### STATED GOAL
Set out every line bearing the string "with".

Dataset entries:
-*-

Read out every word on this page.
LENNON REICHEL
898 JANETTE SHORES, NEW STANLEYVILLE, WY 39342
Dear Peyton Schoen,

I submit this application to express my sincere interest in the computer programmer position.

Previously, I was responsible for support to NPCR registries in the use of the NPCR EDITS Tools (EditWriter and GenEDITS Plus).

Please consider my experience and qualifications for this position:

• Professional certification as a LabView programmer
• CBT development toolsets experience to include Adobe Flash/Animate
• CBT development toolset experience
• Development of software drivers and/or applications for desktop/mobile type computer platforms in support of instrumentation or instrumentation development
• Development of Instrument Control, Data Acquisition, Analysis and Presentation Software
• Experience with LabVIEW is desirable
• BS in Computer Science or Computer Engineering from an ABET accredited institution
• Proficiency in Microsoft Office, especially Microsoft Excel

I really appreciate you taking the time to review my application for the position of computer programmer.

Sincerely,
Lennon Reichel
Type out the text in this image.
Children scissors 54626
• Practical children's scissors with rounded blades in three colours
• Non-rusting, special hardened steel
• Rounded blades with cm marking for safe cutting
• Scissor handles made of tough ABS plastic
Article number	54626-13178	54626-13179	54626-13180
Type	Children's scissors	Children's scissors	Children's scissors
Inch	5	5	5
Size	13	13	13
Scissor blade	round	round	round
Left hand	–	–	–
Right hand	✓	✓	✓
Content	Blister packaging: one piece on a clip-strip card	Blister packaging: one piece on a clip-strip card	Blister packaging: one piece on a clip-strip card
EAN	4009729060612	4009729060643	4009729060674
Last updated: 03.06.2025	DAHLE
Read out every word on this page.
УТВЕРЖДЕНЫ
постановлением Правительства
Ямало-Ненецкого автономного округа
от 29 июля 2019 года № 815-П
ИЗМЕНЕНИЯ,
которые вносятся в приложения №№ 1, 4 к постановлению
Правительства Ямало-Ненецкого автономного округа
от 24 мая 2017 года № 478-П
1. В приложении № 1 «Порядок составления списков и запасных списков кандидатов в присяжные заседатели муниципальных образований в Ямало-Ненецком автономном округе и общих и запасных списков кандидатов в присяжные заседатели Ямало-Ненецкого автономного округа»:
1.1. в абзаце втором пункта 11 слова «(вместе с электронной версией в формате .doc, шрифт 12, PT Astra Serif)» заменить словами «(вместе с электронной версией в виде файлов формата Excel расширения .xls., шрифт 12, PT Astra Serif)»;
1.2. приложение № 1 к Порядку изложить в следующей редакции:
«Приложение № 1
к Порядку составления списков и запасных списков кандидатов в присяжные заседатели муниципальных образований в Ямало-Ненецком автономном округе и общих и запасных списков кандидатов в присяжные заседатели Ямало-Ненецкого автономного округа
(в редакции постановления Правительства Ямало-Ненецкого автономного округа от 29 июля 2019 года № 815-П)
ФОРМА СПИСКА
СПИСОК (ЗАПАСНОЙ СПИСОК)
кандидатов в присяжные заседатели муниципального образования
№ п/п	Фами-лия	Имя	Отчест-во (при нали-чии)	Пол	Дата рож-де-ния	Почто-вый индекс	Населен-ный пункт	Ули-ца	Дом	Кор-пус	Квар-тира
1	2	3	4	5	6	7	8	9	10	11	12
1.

-*-

### SOLUTION FOR THIS EXERCISE
• Experience with LabVIEW is desirable
• Practical children's scissors with rounded blades in three colours
• Rounded blades with cm marking for safe cutting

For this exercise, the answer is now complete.